───── Quoted passage ─────
# Filesystem natively supported by FreeBSD and Linux



## usakhncit (Sep 25, 2019)

Hi
I have dualbooted Linux and FreeBSD. My data is in separate drive mounted as /home with ext4 filesystem. When I mount this ext4 partition in FreeBSD and copy and move some file, it creates some problems and Linux complain about 'orphan links' (Screenshot is attached). So, I am thinking to change filesystem of my /home directory. So, in this regard kindly guide me that which filesystem is natively supported by both, FreeBSD and Linux, so these kinds of problem do not happen.
Thanks


----------



## sidetone (Sep 25, 2019)

You can try msdosfs. Perhaps there's a better choice.

It's also possible that ext4 has more features than ext2 and ext3 that make that an occurrence.


----------



## usakhncit (Sep 25, 2019)

sidetone said:


> You can try msdosfs. Perhaps there's a better choice.
> 
> It's also possible that ext4 has more features than ext2 and ext3 that make that an occurrence.


Is msdosfs same filesystem as vfat or fat32?


----------



## sidetone (Sep 25, 2019)

I believe msdosfs on FreeBSD covers vfat, fat32 and other fat numbered filesystems, from doing a search on the forum.
But know that exfat is different, it's not native on FreeBSD, that it requires a port and a special modification in fstab.

Thread poll-what-fs-do-you-use-on-your-portable-hd.16800 and other threads.


----------



## usakhncit (Sep 25, 2019)

sidetone said:


> I believe msdosfs on FreeBSD covers vfat, fat32 and other fat numbered filesystems, from doing a search on the forum.
> But know that exfat is different, it's not native on FreeBSD, that it requires a port and a special modification in fstab.
> 
> Thread poll-what-fs-do-you-use-on-your-portable-hd.16800 and other threads.


So, it means that it is an insecure and non-journal filesystem?


----------



## sidetone (Sep 25, 2019)

I don't know.


----------



## Wozzeck.Live (Sep 25, 2019)

ext2 is the best choice, it is handled natively since many years now by the FreeBSD kernel module ext2fs, BUT this is a non journalised file system. Being a non journalised filesystem, ext2 is a good choice for portable/shared data

msdosfs is quite old now, and not supported anymore (the Microsoft  DOS file system is frozen since many years, and replaced by exfat) and it has some limitations. For example it doesn't support files higher than 5 gigabytes, and not for saying that this is not a journalised file system

Depending on Linux flavor, support of ZFS is in a beta state (so very advanced) in some distros like OpenSUSE Tumbleweed.
───── Given data ─────
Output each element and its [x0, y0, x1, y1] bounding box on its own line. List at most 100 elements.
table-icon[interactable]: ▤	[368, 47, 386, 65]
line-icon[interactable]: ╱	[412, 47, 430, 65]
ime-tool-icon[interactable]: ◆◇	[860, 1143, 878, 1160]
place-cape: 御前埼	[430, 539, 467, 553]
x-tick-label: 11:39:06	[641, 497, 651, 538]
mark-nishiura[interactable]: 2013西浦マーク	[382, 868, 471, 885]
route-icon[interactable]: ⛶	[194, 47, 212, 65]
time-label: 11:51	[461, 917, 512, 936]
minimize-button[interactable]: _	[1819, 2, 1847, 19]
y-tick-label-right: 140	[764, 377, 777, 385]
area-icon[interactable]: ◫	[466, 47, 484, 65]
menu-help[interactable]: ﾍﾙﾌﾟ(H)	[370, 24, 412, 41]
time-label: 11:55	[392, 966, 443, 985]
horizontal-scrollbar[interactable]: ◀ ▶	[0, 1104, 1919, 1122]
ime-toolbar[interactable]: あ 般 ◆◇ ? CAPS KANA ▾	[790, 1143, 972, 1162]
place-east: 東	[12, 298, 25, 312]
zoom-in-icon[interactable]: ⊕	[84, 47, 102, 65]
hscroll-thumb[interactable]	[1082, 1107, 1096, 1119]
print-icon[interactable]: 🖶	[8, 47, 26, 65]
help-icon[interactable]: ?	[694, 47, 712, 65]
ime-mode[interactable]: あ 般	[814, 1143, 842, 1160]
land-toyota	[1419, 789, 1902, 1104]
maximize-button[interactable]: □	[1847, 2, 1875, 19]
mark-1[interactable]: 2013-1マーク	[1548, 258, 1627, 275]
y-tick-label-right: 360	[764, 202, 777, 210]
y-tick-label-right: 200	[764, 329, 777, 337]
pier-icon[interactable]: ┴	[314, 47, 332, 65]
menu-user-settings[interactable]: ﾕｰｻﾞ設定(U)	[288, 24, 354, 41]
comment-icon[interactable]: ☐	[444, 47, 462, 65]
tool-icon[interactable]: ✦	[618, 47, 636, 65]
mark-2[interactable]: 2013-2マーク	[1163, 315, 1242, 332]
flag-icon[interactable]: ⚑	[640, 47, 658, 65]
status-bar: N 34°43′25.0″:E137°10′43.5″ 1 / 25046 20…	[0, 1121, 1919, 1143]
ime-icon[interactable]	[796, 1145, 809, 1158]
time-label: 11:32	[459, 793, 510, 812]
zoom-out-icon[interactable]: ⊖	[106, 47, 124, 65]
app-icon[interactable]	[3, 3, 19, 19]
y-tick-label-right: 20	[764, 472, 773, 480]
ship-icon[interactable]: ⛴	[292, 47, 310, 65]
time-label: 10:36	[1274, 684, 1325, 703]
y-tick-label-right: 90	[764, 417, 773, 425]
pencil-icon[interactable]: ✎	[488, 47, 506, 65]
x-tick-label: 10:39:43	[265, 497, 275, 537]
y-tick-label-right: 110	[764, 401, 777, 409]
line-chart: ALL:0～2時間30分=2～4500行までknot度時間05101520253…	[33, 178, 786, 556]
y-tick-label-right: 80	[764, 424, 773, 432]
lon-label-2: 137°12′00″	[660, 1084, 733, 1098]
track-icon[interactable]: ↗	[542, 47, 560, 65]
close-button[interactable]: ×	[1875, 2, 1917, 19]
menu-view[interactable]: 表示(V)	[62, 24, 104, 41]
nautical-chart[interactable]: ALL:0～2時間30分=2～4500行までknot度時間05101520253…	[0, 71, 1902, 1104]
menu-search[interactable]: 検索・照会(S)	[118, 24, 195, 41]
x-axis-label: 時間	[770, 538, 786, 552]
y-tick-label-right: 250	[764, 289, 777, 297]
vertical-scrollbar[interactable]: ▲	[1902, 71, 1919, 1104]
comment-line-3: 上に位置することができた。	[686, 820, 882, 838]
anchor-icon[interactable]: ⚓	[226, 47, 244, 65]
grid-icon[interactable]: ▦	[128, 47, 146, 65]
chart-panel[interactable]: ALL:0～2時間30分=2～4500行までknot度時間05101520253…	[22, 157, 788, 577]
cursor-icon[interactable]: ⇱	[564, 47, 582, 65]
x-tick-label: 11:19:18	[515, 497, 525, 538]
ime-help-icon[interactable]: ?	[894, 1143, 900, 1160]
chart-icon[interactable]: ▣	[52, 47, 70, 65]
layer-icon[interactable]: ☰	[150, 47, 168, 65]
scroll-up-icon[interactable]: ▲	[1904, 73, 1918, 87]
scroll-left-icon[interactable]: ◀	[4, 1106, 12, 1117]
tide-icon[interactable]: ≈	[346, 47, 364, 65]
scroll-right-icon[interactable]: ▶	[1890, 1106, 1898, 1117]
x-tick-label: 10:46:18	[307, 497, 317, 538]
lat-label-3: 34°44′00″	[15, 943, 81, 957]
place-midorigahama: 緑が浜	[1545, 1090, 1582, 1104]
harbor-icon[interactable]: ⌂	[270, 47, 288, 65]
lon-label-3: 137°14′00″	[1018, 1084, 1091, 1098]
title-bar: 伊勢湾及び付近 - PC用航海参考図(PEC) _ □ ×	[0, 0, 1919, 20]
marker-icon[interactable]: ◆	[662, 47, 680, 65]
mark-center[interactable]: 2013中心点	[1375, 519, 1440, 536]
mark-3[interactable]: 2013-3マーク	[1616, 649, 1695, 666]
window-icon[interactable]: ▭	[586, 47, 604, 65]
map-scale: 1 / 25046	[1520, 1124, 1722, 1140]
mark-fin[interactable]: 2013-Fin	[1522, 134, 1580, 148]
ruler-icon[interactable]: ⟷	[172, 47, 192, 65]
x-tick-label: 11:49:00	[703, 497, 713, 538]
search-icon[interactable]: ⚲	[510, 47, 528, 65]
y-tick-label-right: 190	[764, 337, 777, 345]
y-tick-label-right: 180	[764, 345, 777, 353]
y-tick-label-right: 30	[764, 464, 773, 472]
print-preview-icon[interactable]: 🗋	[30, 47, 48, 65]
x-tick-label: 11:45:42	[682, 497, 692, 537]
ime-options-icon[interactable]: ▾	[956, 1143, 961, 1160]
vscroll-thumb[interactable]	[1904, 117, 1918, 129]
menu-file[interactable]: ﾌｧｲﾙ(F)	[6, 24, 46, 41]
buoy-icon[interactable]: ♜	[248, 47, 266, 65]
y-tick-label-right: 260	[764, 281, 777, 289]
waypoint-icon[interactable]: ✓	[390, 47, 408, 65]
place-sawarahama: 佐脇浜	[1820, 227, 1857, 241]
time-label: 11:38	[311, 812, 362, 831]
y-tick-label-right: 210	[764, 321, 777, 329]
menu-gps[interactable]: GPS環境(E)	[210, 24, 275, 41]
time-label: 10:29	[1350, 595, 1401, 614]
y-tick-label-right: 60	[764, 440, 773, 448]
─────
■ Goal 1:
Answer these questions using the FreeBSD and Linux filesystem thread:
(a) What filesystem is on the separate drive mounted as /home?
(b) According to sidetone, what does exfat need on FreeBSD?
(c) Which FreeBSD kernel module handles ext2?
■ Goal 2: Translate this sentence from the FreeBSD and Linux filesystem thread into German: "I have dualbooted Linux and FreeBSD."
■ Goal 3: Extend the FreeBSD and Linux filesystem thread from the point where it ends.

■ Written reply 1:
(a) ext4
(b) A port and a special modification in fstab
(c) ext2fs

■ Written reply 2: Ich habe Linux und FreeBSD im Dual-Boot installiert.

■ Written reply 3:
In some few years we should be able to perfectly exchange data through ZFS, but we should wait that FreeBSD switches to ZFS on Linux (ZOL).

For moment, implementation of ZFS in FreeBSD is not exactly the same. But with FreeBSD 13, FreeBSD will probably switch definitively to ZOL and we should expect full compatibility. IXSystems has already ported an early version of ZOL available for FreeBSD 13 (Current)

Anyway, in some cases ZFS is not a solution for user (not supported by some old controllers, not compatible with fake raid, should be preferably used with good hardware configuration)

But looking to your message.... I am not sure at all that ext4 is the problem. Using "lklfuse", there should be no problem.
Theses kind of error may occur when we force connect dirty filesystem. Dirty filesystem should firslty by checked with e2fsck before mouting it.

I suspect possible issues at a hardware level.
You should make some tests with an external USB Hard drive formatted in ext4.... try to copy data, connect to Linux... repeat operation to check if you can reproduce the error.

I have a 64 Gbyte sdcard formatted in ext4 and connected permanently to a Linux box.
Sometimes I disconnect it and I connect it to a FreeBSD system... I have never had any issue.


----------



## usakhncit (Sep 25, 2019)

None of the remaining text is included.